## The task
Swap "forklift" for "pallet jack" in every row, and give the lines again with nothing else changed.

[Dataset excerpts]
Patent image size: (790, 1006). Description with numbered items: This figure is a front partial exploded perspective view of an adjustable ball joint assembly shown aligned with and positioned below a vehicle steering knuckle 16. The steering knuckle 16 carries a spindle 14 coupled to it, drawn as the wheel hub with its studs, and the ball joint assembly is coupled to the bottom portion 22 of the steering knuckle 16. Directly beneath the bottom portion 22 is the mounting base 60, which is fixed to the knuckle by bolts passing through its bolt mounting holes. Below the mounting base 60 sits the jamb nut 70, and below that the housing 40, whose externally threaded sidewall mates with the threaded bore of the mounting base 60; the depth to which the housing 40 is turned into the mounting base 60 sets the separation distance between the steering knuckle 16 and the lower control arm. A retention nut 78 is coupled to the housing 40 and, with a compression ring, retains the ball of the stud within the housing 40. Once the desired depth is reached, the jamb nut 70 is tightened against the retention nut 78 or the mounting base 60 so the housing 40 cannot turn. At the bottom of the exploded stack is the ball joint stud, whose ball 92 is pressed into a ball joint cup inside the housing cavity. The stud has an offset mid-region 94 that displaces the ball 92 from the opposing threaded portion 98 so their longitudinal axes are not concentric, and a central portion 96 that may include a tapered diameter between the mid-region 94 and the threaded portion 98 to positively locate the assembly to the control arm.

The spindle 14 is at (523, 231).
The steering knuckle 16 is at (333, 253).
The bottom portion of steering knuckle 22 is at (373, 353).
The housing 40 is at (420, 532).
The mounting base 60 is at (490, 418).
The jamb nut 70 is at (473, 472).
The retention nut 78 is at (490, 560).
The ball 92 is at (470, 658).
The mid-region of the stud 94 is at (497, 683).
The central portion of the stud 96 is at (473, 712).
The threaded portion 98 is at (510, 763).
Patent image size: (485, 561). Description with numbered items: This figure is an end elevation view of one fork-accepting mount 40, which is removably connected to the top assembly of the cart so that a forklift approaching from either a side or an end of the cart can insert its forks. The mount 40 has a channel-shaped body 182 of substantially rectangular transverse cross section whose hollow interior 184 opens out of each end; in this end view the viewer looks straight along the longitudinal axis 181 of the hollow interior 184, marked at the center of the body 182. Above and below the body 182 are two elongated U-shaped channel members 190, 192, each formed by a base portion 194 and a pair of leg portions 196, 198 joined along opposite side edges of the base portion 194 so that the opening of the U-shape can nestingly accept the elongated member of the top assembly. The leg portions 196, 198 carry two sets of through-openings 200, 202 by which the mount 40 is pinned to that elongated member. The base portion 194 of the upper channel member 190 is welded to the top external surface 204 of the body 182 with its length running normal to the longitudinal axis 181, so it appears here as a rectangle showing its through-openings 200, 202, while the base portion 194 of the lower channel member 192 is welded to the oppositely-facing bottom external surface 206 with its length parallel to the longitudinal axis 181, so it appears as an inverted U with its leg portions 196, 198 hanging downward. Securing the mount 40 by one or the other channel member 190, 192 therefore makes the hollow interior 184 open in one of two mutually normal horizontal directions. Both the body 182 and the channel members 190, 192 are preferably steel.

## Solved exercise
Patent image size: (790, 1006). Description with numbered items: This figure is a front partial exploded perspective view of an adjustable ball joint assembly shown aligned with and positioned below a vehicle steering knuckle 16. The steering knuckle 16 carries a spindle 14 coupled to it, drawn as the wheel hub with its studs, and the ball joint assembly is coupled to the bottom portion 22 of the steering knuckle 16. Directly beneath the bottom portion 22 is the mounting base 60, which is fixed to the knuckle by bolts passing through its bolt mounting holes. Below the mounting base 60 sits the jamb nut 70, and below that the housing 40, whose externally threaded sidewall mates with the threaded bore of the mounting base 60; the depth to which the housing 40 is turned into the mounting base 60 sets the separation distance between the steering knuckle 16 and the lower control arm. A retention nut 78 is coupled to the housing 40 and, with a compression ring, retains the ball of the stud within the housing 40. Once the desired depth is reached, the jamb nut 70 is tightened against the retention nut 78 or the mounting base 60 so the housing 40 cannot turn. At the bottom of the exploded stack is the ball joint stud, whose ball 92 is pressed into a ball joint cup inside the housing cavity. The stud has an offset mid-region 94 that displaces the ball 92 from the opposing threaded portion 98 so their longitudinal axes are not concentric, and a central portion 96 that may include a tapered diameter between the mid-region 94 and the threaded portion 98 to positively locate the assembly to the control arm.

The spindle 14 is at (523, 231).
The steering knuckle 16 is at (333, 253).
The bottom portion of steering knuckle 22 is at (373, 353).
The housing 40 is at (420, 532).
The mounting base 60 is at (490, 418).
The jamb nut 70 is at (473, 472).
The retention nut 78 is at (490, 560).
The ball 92 is at (470, 658).
The mid-region of the stud 94 is at (497, 683).
The central portion of the stud 96 is at (473, 712).
The threaded portion 98 is at (510, 763).
Patent image size: (485, 561). Description with numbered items: This figure is an end elevation view of one fork-accepting mount 40, which is removably connected to the top assembly of the cart so that a pallet jack approaching from either a side or an end of the cart can insert its forks. The mount 40 has a channel-shaped body 182 of substantially rectangular transverse cross section whose hollow interior 184 opens out of each end; in this end view the viewer looks straight along the longitudinal axis 181 of the hollow interior 184, marked at the center of the body 182. Above and below the body 182 are two elongated U-shaped channel members 190, 192, each formed by a base portion 194 and a pair of leg portions 196, 198 joined along opposite side edges of the base portion 194 so that the opening of the U-shape can nestingly accept the elongated member of the top assembly. The leg portions 196, 198 carry two sets of through-openings 200, 202 by which the mount 40 is pinned to that elongated member. The base portion 194 of the upper channel member 190 is welded to the top external surface 204 of the body 182 with its length running normal to the longitudinal axis 181, so it appears here as a rectangle showing its through-openings 200, 202, while the base portion 194 of the lower channel member 192 is welded to the oppositely-facing bottom external surface 206 with its length parallel to the longitudinal axis 181, so it appears as an inverted U with its leg portions 196, 198 hanging downward. Securing the mount 40 by one or the other channel member 190, 192 therefore makes the hollow interior 184 open in one of two mutually normal horizontal directions. Both the body 182 and the channel members 190, 192 are preferably steel.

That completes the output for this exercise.